## [Job]
Determine how many lines hold "your" and give only that number.

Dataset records
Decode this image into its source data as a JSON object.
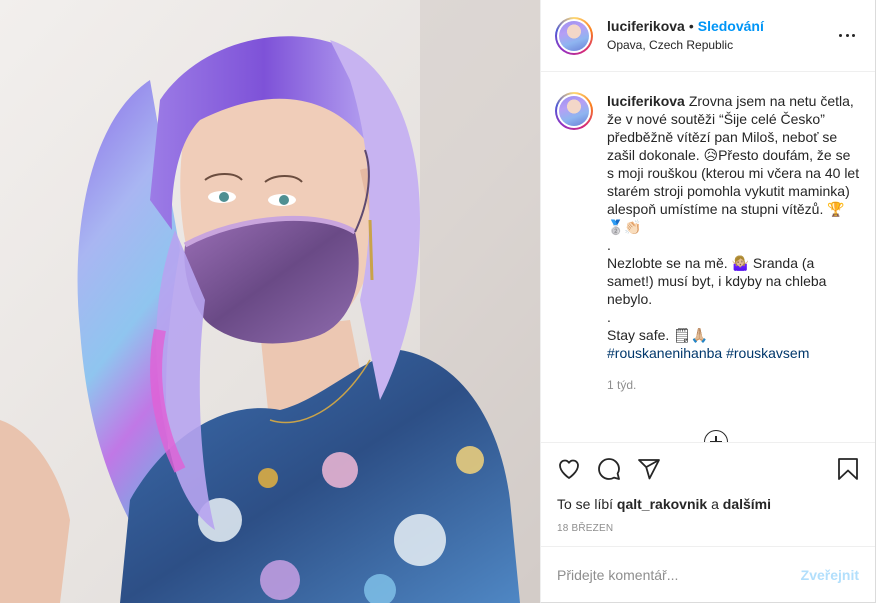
{
  "post": {
    "username": "luciferikova",
    "separator": "•",
    "follow_label": "Sledování",
    "location": "Opava, Czech Republic"
  },
  "caption": {
    "username": "luciferikova",
    "paragraph1": "Zrovna jsem na netu četla, že v nové soutěži “Šije celé Česko” předběžně vítězí pan Miloš, neboť se zašil dokonale. 😥Přesto doufám, že se s moji rouškou (kterou mi včera na 40 let starém stroji pomohla vykutit maminka) alespoň umístíme na stupni vítězů. 🏆🥈👏🏻",
    "dot1": ".",
    "paragraph2": "Nezlobte se na mě. 🤷🏼‍♀️ Sranda (a samet!) musí byt, i kdyby na chleba nebylo.",
    "dot2": ".",
    "paragraph3": "Stay safe. 🗒🙏🏼",
    "hashtags": "#rouskanenihanba #rouskavsem",
    "time": "1 týd."
  },
  "actions": {
    "icons": [
      "heart-icon",
      "comment-icon",
      "share-icon",
      "bookmark-icon"
    ],
    "likes_prefix": "To se líbí",
    "likes_user": "qalt_rakovnik",
    "likes_and": "a",
    "likes_others": "dalšími",
    "date": "18 březen"
  },
  "comment": {
    "placeholder": "Přidejte komentář...",
    "post_label": "Zveřejnit"
  },
  "colors": {
    "accent": "#0095f6",
    "hashtag": "#00376b",
    "muted": "#8e8e8e",
    "post_disabled": "#b2dffc"
  }
}
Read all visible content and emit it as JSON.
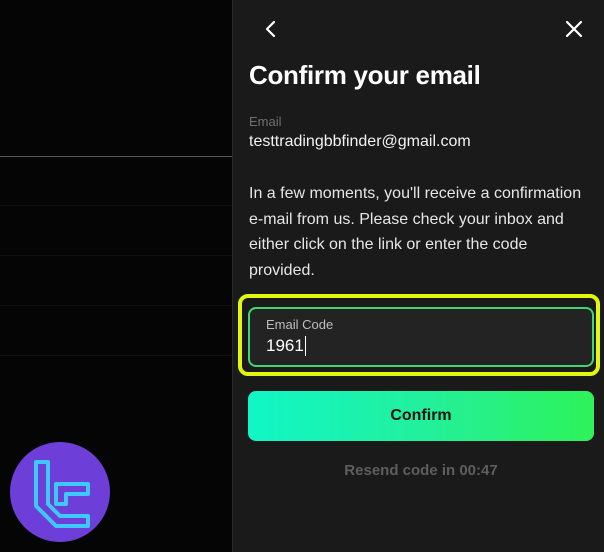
{
  "panel": {
    "title": "Confirm your email",
    "email_label": "Email",
    "email_value": "testtradingbbfinder@gmail.com",
    "info_text": "In a few moments, you'll receive a confirmation e-mail from us. Please check your inbox and either click on the link or enter the code provided.",
    "code_field": {
      "label": "Email Code",
      "value": "1961"
    },
    "confirm_label": "Confirm",
    "resend_text": "Resend code in 00:47",
    "icons": {
      "back": "chevron-left-icon",
      "close": "close-icon"
    }
  },
  "overlay": {
    "logo": "tradingfinder-logo"
  },
  "colors": {
    "accent_gradient_start": "#11f6c6",
    "accent_gradient_end": "#2ef25a",
    "highlight": "#e2f70f",
    "field_focus": "#3fd66e",
    "logo_bg": "#6d3fd8"
  }
}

## [Solved exercise]
2